MATERIAL FOR THIS TASK
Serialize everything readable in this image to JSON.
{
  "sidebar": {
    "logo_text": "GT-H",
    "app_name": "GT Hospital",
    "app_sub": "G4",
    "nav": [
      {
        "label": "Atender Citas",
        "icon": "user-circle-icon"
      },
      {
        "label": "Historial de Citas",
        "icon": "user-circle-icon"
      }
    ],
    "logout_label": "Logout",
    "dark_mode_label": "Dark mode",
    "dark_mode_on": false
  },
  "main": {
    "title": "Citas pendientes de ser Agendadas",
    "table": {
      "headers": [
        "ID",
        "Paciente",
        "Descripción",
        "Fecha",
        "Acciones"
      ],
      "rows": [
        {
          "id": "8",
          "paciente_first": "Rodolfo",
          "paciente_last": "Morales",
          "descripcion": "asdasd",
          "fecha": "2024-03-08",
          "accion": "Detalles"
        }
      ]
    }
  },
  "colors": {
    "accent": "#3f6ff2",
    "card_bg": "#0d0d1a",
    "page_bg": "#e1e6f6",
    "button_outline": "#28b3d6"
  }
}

WRITTEN PROBLEM
Without leaving anything out, give the entries again exactly.

SOLUTION TO THIS PROBLEM
Serialize everything readable in this image to JSON.
{
  "sidebar": {
    "logo_text": "GT-H",
    "app_name": "GT Hospital",
    "app_sub": "G4",
    "nav": [
      {
        "label": "Atender Citas",
        "icon": "user-circle-icon"
      },
      {
        "label": "Historial de Citas",
        "icon": "user-circle-icon"
      }
    ],
    "logout_label": "Logout",
    "dark_mode_label": "Dark mode",
    "dark_mode_on": false
  },
  "main": {
    "title": "Citas pendientes de ser Agendadas",
    "table": {
      "headers": [
        "ID",
        "Paciente",
        "Descripción",
        "Fecha",
        "Acciones"
      ],
      "rows": [
        {
          "id": "8",
          "paciente_first": "Rodolfo",
          "paciente_last": "Morales",
          "descripcion": "asdasd",
          "fecha": "2024-03-08",
          "accion": "Detalles"
        }
      ]
    }
  },
  "colors": {
    "accent": "#3f6ff2",
    "card_bg": "#0d0d1a",
    "page_bg": "#e1e6f6",
    "button_outline": "#28b3d6"
  }
}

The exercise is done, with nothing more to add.